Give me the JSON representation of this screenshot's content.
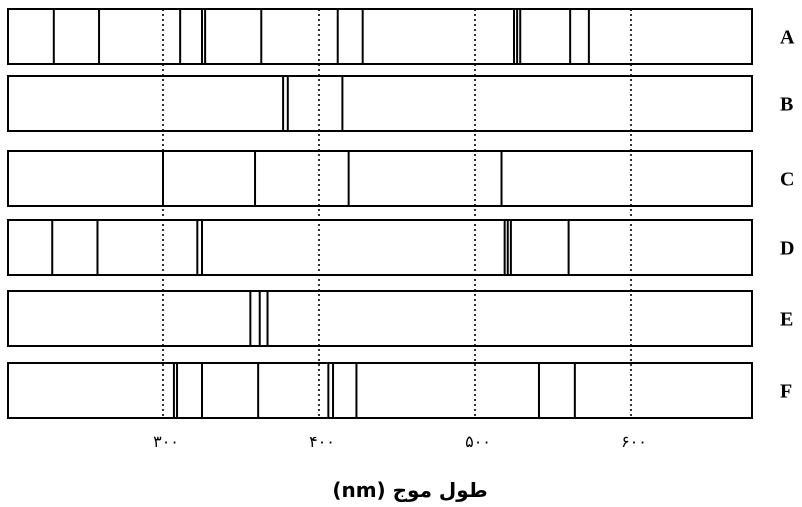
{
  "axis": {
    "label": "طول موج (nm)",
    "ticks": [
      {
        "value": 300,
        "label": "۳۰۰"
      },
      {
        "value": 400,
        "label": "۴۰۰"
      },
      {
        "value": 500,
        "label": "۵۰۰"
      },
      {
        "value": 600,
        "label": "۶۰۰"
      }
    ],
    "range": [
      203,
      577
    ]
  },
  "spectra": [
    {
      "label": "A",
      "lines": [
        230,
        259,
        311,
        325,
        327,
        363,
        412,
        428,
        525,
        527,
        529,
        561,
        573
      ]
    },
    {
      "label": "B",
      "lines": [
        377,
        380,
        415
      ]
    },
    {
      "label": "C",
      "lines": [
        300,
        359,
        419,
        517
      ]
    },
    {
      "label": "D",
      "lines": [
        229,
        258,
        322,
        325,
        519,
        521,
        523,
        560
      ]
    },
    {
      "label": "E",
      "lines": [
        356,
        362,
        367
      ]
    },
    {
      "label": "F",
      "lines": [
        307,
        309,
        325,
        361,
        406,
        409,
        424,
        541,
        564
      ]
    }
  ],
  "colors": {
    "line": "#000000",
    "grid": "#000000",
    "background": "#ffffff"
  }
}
---
◆ **TASK PROMPT**: Take the listing above and print it exactly, apart from the pictures.

◆ **OUTPUT**:
Give me the JSON representation of this screenshot's content.
{
  "axis": {
    "label": "طول موج (nm)",
    "ticks": [
      {
        "value": 300,
        "label": "۳۰۰"
      },
      {
        "value": 400,
        "label": "۴۰۰"
      },
      {
        "value": 500,
        "label": "۵۰۰"
      },
      {
        "value": 600,
        "label": "۶۰۰"
      }
    ],
    "range": [
      203,
      577
    ]
  },
  "spectra": [
    {
      "label": "A",
      "lines": [
        230,
        259,
        311,
        325,
        327,
        363,
        412,
        428,
        525,
        527,
        529,
        561,
        573
      ]
    },
    {
      "label": "B",
      "lines": [
        377,
        380,
        415
      ]
    },
    {
      "label": "C",
      "lines": [
        300,
        359,
        419,
        517
      ]
    },
    {
      "label": "D",
      "lines": [
        229,
        258,
        322,
        325,
        519,
        521,
        523,
        560
      ]
    },
    {
      "label": "E",
      "lines": [
        356,
        362,
        367
      ]
    },
    {
      "label": "F",
      "lines": [
        307,
        309,
        325,
        361,
        406,
        409,
        424,
        541,
        564
      ]
    }
  ],
  "colors": {
    "line": "#000000",
    "grid": "#000000",
    "background": "#ffffff"
  }
}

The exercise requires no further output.